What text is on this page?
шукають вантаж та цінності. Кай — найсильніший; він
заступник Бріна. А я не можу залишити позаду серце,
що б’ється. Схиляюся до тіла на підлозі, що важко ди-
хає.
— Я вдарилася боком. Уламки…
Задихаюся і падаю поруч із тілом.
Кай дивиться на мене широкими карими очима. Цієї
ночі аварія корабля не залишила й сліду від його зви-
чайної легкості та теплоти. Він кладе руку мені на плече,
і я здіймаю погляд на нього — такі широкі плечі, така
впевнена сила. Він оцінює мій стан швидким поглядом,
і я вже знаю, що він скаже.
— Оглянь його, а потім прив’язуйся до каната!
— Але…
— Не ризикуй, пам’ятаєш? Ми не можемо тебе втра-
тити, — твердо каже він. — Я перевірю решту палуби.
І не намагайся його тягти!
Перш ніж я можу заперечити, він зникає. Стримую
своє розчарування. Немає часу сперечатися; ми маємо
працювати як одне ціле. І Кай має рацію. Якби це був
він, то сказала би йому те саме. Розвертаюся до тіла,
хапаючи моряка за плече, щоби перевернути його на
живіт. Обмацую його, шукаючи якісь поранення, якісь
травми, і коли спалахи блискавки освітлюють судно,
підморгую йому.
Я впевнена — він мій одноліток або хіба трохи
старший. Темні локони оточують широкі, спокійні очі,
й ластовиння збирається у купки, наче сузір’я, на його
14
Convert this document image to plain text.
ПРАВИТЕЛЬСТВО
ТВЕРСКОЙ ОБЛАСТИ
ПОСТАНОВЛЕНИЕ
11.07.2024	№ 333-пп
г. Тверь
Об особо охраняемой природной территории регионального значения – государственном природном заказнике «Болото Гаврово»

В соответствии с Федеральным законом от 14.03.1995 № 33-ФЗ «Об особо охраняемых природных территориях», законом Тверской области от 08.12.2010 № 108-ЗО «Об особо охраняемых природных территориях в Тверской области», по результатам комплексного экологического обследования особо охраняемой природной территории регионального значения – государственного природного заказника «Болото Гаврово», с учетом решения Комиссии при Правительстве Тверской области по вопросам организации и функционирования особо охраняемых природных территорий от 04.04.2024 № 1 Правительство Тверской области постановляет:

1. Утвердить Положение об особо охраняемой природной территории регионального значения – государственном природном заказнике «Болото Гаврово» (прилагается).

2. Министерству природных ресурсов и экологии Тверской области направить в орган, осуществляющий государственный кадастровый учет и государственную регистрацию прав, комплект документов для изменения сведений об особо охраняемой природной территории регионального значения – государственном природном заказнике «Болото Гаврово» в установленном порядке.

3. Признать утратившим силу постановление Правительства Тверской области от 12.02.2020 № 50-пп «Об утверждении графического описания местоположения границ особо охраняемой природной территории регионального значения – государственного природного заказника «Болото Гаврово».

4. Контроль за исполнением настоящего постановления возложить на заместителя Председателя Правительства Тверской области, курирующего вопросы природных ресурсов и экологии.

-.-.-

__Requirement__: Copy out every line of the material above that mentions the word "плече".

__Answer for this exercise__:
чайної легкості та теплоти. Він кладе руку мені на плече,
хапаючи моряка за плече, щоби перевернути його на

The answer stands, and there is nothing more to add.